* [Stored data]
■ ■ ■
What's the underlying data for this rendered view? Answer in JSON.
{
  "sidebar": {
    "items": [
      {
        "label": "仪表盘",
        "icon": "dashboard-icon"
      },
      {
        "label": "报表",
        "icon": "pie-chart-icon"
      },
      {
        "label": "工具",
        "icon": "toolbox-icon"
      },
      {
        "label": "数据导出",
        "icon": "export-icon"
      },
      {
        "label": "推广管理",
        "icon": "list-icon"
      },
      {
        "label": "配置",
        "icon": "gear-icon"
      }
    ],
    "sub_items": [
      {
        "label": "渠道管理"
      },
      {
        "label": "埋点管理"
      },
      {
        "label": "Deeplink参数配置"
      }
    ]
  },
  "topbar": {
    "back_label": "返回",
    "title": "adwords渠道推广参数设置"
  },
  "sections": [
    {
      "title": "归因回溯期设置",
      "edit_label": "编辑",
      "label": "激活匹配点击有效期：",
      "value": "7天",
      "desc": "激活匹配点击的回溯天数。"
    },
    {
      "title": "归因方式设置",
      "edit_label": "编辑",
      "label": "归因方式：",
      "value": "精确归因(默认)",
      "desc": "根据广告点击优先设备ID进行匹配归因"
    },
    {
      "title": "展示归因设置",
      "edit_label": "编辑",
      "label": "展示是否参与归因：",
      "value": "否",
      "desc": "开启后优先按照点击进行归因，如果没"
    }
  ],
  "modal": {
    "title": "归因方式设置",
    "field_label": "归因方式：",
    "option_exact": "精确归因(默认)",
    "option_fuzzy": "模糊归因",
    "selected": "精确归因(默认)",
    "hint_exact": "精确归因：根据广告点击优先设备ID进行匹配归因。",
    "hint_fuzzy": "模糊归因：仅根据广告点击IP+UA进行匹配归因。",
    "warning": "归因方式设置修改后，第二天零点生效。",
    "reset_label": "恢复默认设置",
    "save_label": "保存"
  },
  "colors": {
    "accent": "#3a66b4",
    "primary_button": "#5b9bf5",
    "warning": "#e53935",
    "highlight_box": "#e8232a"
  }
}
■ ■ ■
From the data above, extract every line in its exact form.

* [Exercise output]
What's the underlying data for this rendered view? Answer in JSON.
{
  "sidebar": {
    "items": [
      {
        "label": "仪表盘",
        "icon": "dashboard-icon"
      },
      {
        "label": "报表",
        "icon": "pie-chart-icon"
      },
      {
        "label": "工具",
        "icon": "toolbox-icon"
      },
      {
        "label": "数据导出",
        "icon": "export-icon"
      },
      {
        "label": "推广管理",
        "icon": "list-icon"
      },
      {
        "label": "配置",
        "icon": "gear-icon"
      }
    ],
    "sub_items": [
      {
        "label": "渠道管理"
      },
      {
        "label": "埋点管理"
      },
      {
        "label": "Deeplink参数配置"
      }
    ]
  },
  "topbar": {
    "back_label": "返回",
    "title": "adwords渠道推广参数设置"
  },
  "sections": [
    {
      "title": "归因回溯期设置",
      "edit_label": "编辑",
      "label": "激活匹配点击有效期：",
      "value": "7天",
      "desc": "激活匹配点击的回溯天数。"
    },
    {
      "title": "归因方式设置",
      "edit_label": "编辑",
      "label": "归因方式：",
      "value": "精确归因(默认)",
      "desc": "根据广告点击优先设备ID进行匹配归因"
    },
    {
      "title": "展示归因设置",
      "edit_label": "编辑",
      "label": "展示是否参与归因：",
      "value": "否",
      "desc": "开启后优先按照点击进行归因，如果没"
    }
  ],
  "modal": {
    "title": "归因方式设置",
    "field_label": "归因方式：",
    "option_exact": "精确归因(默认)",
    "option_fuzzy": "模糊归因",
    "selected": "精确归因(默认)",
    "hint_exact": "精确归因：根据广告点击优先设备ID进行匹配归因。",
    "hint_fuzzy": "模糊归因：仅根据广告点击IP+UA进行匹配归因。",
    "warning": "归因方式设置修改后，第二天零点生效。",
    "reset_label": "恢复默认设置",
    "save_label": "保存"
  },
  "colors": {
    "accent": "#3a66b4",
    "primary_button": "#5b9bf5",
    "warning": "#e53935",
    "highlight_box": "#e8232a"
  }
}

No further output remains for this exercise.